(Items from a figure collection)
** BEGIN **
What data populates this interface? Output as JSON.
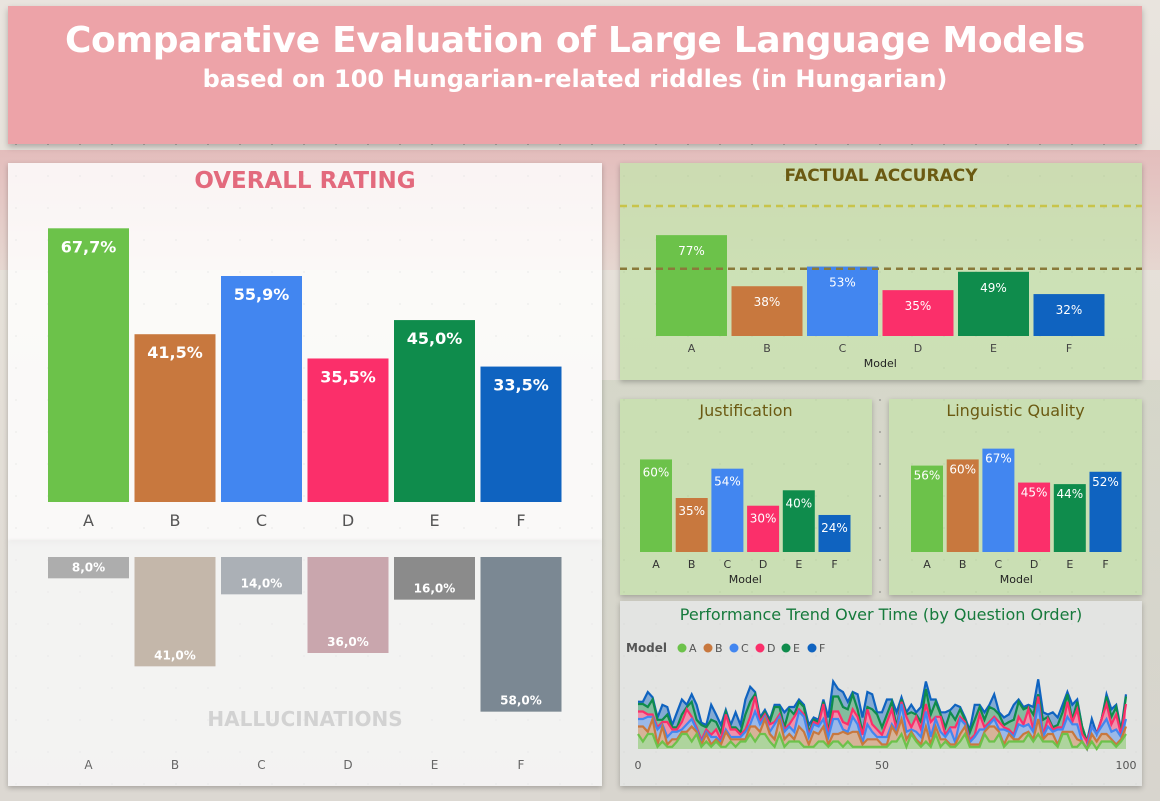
{
  "header": {
    "title": "Comparative Evaluation of Large Language Models",
    "subtitle": "based on 100 Hungarian-related riddles (in Hungarian)"
  },
  "colors": {
    "A": "#6cc24a",
    "B": "#c8783e",
    "C": "#4286f0",
    "D": "#fb2f6a",
    "E": "#0f8c4c",
    "F": "#0f63c0",
    "hallucination": [
      "#adadad",
      "#c4b7aa",
      "#abb0b6",
      "#c9a6ad",
      "#8b8b8b",
      "#7b8893"
    ],
    "header_bg": "#eda3a8"
  },
  "chart_data": [
    {
      "id": "overall",
      "type": "bar",
      "title": "OVERALL RATING",
      "categories": [
        "A",
        "B",
        "C",
        "D",
        "E",
        "F"
      ],
      "values": [
        67.7,
        41.5,
        55.9,
        35.5,
        45.0,
        33.5
      ],
      "labels": [
        "67,7%",
        "41,5%",
        "55,9%",
        "35,5%",
        "45,0%",
        "33,5%"
      ],
      "ylim": [
        0,
        70
      ]
    },
    {
      "id": "hallucinations",
      "type": "bar",
      "title": "HALLUCINATIONS",
      "orientation": "downward",
      "categories": [
        "A",
        "B",
        "C",
        "D",
        "E",
        "F"
      ],
      "values": [
        8.0,
        41.0,
        14.0,
        36.0,
        16.0,
        58.0
      ],
      "labels": [
        "8,0%",
        "41,0%",
        "14,0%",
        "36,0%",
        "16,0%",
        "58,0%"
      ],
      "ylim": [
        0,
        60
      ]
    },
    {
      "id": "factual",
      "type": "bar",
      "title": "FACTUAL ACCURACY",
      "xlabel": "Model",
      "categories": [
        "A",
        "B",
        "C",
        "D",
        "E",
        "F"
      ],
      "values": [
        77,
        38,
        53,
        35,
        49,
        32
      ],
      "labels": [
        "77%",
        "38%",
        "53%",
        "35%",
        "49%",
        "32%"
      ],
      "reference_lines": [
        100,
        51.3
      ],
      "ylim": [
        0,
        100
      ]
    },
    {
      "id": "justification",
      "type": "bar",
      "title": "Justification",
      "xlabel": "Model",
      "categories": [
        "A",
        "B",
        "C",
        "D",
        "E",
        "F"
      ],
      "values": [
        60,
        35,
        54,
        30,
        40,
        24
      ],
      "labels": [
        "60%",
        "35%",
        "54%",
        "30%",
        "40%",
        "24%"
      ],
      "ylim": [
        0,
        70
      ]
    },
    {
      "id": "linguistic",
      "type": "bar",
      "title": "Linguistic Quality",
      "xlabel": "Model",
      "categories": [
        "A",
        "B",
        "C",
        "D",
        "E",
        "F"
      ],
      "values": [
        56,
        60,
        67,
        45,
        44,
        52
      ],
      "labels": [
        "56%",
        "60%",
        "67%",
        "45%",
        "44%",
        "52%"
      ],
      "ylim": [
        0,
        70
      ]
    },
    {
      "id": "trend",
      "type": "area",
      "title": "Performance Trend Over Time (by Question Order)",
      "legend_title": "Model",
      "legend_position": "top-left",
      "xlim": [
        0,
        100
      ],
      "x_ticks": [
        "0",
        "50",
        "100"
      ],
      "series_names": [
        "A",
        "B",
        "C",
        "D",
        "E",
        "F"
      ]
    }
  ]
}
** END **
● PROMPT
Quote the entries above word for word. Leave the images out.

● WRITTEN ANSWER
What data populates this interface? Output as JSON.
{
  "header": {
    "title": "Comparative Evaluation of Large Language Models",
    "subtitle": "based on 100 Hungarian-related riddles (in Hungarian)"
  },
  "colors": {
    "A": "#6cc24a",
    "B": "#c8783e",
    "C": "#4286f0",
    "D": "#fb2f6a",
    "E": "#0f8c4c",
    "F": "#0f63c0",
    "hallucination": [
      "#adadad",
      "#c4b7aa",
      "#abb0b6",
      "#c9a6ad",
      "#8b8b8b",
      "#7b8893"
    ],
    "header_bg": "#eda3a8"
  },
  "chart_data": [
    {
      "id": "overall",
      "type": "bar",
      "title": "OVERALL RATING",
      "categories": [
        "A",
        "B",
        "C",
        "D",
        "E",
        "F"
      ],
      "values": [
        67.7,
        41.5,
        55.9,
        35.5,
        45.0,
        33.5
      ],
      "labels": [
        "67,7%",
        "41,5%",
        "55,9%",
        "35,5%",
        "45,0%",
        "33,5%"
      ],
      "ylim": [
        0,
        70
      ]
    },
    {
      "id": "hallucinations",
      "type": "bar",
      "title": "HALLUCINATIONS",
      "orientation": "downward",
      "categories": [
        "A",
        "B",
        "C",
        "D",
        "E",
        "F"
      ],
      "values": [
        8.0,
        41.0,
        14.0,
        36.0,
        16.0,
        58.0
      ],
      "labels": [
        "8,0%",
        "41,0%",
        "14,0%",
        "36,0%",
        "16,0%",
        "58,0%"
      ],
      "ylim": [
        0,
        60
      ]
    },
    {
      "id": "factual",
      "type": "bar",
      "title": "FACTUAL ACCURACY",
      "xlabel": "Model",
      "categories": [
        "A",
        "B",
        "C",
        "D",
        "E",
        "F"
      ],
      "values": [
        77,
        38,
        53,
        35,
        49,
        32
      ],
      "labels": [
        "77%",
        "38%",
        "53%",
        "35%",
        "49%",
        "32%"
      ],
      "reference_lines": [
        100,
        51.3
      ],
      "ylim": [
        0,
        100
      ]
    },
    {
      "id": "justification",
      "type": "bar",
      "title": "Justification",
      "xlabel": "Model",
      "categories": [
        "A",
        "B",
        "C",
        "D",
        "E",
        "F"
      ],
      "values": [
        60,
        35,
        54,
        30,
        40,
        24
      ],
      "labels": [
        "60%",
        "35%",
        "54%",
        "30%",
        "40%",
        "24%"
      ],
      "ylim": [
        0,
        70
      ]
    },
    {
      "id": "linguistic",
      "type": "bar",
      "title": "Linguistic Quality",
      "xlabel": "Model",
      "categories": [
        "A",
        "B",
        "C",
        "D",
        "E",
        "F"
      ],
      "values": [
        56,
        60,
        67,
        45,
        44,
        52
      ],
      "labels": [
        "56%",
        "60%",
        "67%",
        "45%",
        "44%",
        "52%"
      ],
      "ylim": [
        0,
        70
      ]
    },
    {
      "id": "trend",
      "type": "area",
      "title": "Performance Trend Over Time (by Question Order)",
      "legend_title": "Model",
      "legend_position": "top-left",
      "xlim": [
        0,
        100
      ],
      "x_ticks": [
        "0",
        "50",
        "100"
      ],
      "series_names": [
        "A",
        "B",
        "C",
        "D",
        "E",
        "F"
      ]
    }
  ]
}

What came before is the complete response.